Extracted records.

========

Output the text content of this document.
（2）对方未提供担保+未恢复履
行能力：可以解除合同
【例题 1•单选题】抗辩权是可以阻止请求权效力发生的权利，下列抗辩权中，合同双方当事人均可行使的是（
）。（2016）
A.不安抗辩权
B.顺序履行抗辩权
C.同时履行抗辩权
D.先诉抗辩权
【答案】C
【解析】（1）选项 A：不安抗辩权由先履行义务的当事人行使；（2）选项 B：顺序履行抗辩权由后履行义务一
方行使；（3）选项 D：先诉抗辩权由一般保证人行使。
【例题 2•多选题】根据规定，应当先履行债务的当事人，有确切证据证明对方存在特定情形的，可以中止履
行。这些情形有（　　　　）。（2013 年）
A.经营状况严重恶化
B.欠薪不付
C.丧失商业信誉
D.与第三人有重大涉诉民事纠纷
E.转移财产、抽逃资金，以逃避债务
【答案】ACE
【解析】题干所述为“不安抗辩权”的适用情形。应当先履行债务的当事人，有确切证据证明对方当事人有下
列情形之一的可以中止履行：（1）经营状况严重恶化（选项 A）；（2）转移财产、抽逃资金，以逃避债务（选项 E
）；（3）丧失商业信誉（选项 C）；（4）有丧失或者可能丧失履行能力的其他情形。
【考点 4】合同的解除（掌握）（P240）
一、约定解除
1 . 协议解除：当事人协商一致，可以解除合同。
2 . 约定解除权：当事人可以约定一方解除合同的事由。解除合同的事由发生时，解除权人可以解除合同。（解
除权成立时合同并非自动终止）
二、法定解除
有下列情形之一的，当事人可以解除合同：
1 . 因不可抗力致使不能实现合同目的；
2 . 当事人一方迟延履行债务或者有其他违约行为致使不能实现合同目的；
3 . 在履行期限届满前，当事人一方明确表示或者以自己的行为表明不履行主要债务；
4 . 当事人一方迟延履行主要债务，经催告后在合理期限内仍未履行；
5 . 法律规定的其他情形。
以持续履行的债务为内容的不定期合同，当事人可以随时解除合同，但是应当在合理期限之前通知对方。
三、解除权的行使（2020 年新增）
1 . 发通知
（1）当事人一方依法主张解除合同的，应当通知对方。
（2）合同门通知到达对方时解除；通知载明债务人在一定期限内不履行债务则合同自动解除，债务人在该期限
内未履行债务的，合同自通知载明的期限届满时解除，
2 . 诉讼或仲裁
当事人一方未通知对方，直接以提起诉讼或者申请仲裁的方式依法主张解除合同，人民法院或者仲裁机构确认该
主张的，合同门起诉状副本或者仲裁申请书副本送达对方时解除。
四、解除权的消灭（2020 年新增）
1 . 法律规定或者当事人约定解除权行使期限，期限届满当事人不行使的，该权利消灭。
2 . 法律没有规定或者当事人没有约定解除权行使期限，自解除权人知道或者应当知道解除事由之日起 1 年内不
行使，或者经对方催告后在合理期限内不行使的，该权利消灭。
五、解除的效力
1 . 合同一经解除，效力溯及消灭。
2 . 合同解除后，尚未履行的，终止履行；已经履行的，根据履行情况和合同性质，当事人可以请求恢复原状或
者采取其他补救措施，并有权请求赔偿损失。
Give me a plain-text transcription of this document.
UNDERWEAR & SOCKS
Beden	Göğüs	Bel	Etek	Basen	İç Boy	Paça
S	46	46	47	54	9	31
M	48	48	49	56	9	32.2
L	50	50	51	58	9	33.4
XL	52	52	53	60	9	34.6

========

Problem details.
Give all the records again. Match them exactly.

Solved exercise.
Output the text content of this document.
（2）对方未提供担保+未恢复履
行能力：可以解除合同
【例题 1•单选题】抗辩权是可以阻止请求权效力发生的权利，下列抗辩权中，合同双方当事人均可行使的是（
）。（2016）
A.不安抗辩权
B.顺序履行抗辩权
C.同时履行抗辩权
D.先诉抗辩权
【答案】C
【解析】（1）选项 A：不安抗辩权由先履行义务的当事人行使；（2）选项 B：顺序履行抗辩权由后履行义务一
方行使；（3）选项 D：先诉抗辩权由一般保证人行使。
【例题 2•多选题】根据规定，应当先履行债务的当事人，有确切证据证明对方存在特定情形的，可以中止履
行。这些情形有（　　　　）。（2013 年）
A.经营状况严重恶化
B.欠薪不付
C.丧失商业信誉
D.与第三人有重大涉诉民事纠纷
E.转移财产、抽逃资金，以逃避债务
【答案】ACE
【解析】题干所述为“不安抗辩权”的适用情形。应当先履行债务的当事人，有确切证据证明对方当事人有下
列情形之一的可以中止履行：（1）经营状况严重恶化（选项 A）；（2）转移财产、抽逃资金，以逃避债务（选项 E
）；（3）丧失商业信誉（选项 C）；（4）有丧失或者可能丧失履行能力的其他情形。
【考点 4】合同的解除（掌握）（P240）
一、约定解除
1 . 协议解除：当事人协商一致，可以解除合同。
2 . 约定解除权：当事人可以约定一方解除合同的事由。解除合同的事由发生时，解除权人可以解除合同。（解
除权成立时合同并非自动终止）
二、法定解除
有下列情形之一的，当事人可以解除合同：
1 . 因不可抗力致使不能实现合同目的；
2 . 当事人一方迟延履行债务或者有其他违约行为致使不能实现合同目的；
3 . 在履行期限届满前，当事人一方明确表示或者以自己的行为表明不履行主要债务；
4 . 当事人一方迟延履行主要债务，经催告后在合理期限内仍未履行；
5 . 法律规定的其他情形。
以持续履行的债务为内容的不定期合同，当事人可以随时解除合同，但是应当在合理期限之前通知对方。
三、解除权的行使（2020 年新增）
1 . 发通知
（1）当事人一方依法主张解除合同的，应当通知对方。
（2）合同门通知到达对方时解除；通知载明债务人在一定期限内不履行债务则合同自动解除，债务人在该期限
内未履行债务的，合同自通知载明的期限届满时解除，
2 . 诉讼或仲裁
当事人一方未通知对方，直接以提起诉讼或者申请仲裁的方式依法主张解除合同，人民法院或者仲裁机构确认该
主张的，合同门起诉状副本或者仲裁申请书副本送达对方时解除。
四、解除权的消灭（2020 年新增）
1 . 法律规定或者当事人约定解除权行使期限，期限届满当事人不行使的，该权利消灭。
2 . 法律没有规定或者当事人没有约定解除权行使期限，自解除权人知道或者应当知道解除事由之日起 1 年内不
行使，或者经对方催告后在合理期限内不行使的，该权利消灭。
五、解除的效力
1 . 合同一经解除，效力溯及消灭。
2 . 合同解除后，尚未履行的，终止履行；已经履行的，根据履行情况和合同性质，当事人可以请求恢复原状或
者采取其他补救措施，并有权请求赔偿损失。
Give me a plain-text transcription of this document.
UNDERWEAR & SOCKS
Beden	Göğüs	Bel	Etek	Basen	İç Boy	Paça
S	46	46	47	54	9	31
M	48	48	49	56	9	32.2
L	50	50	51	58	9	33.4
XL	52	52	53	60	9	34.6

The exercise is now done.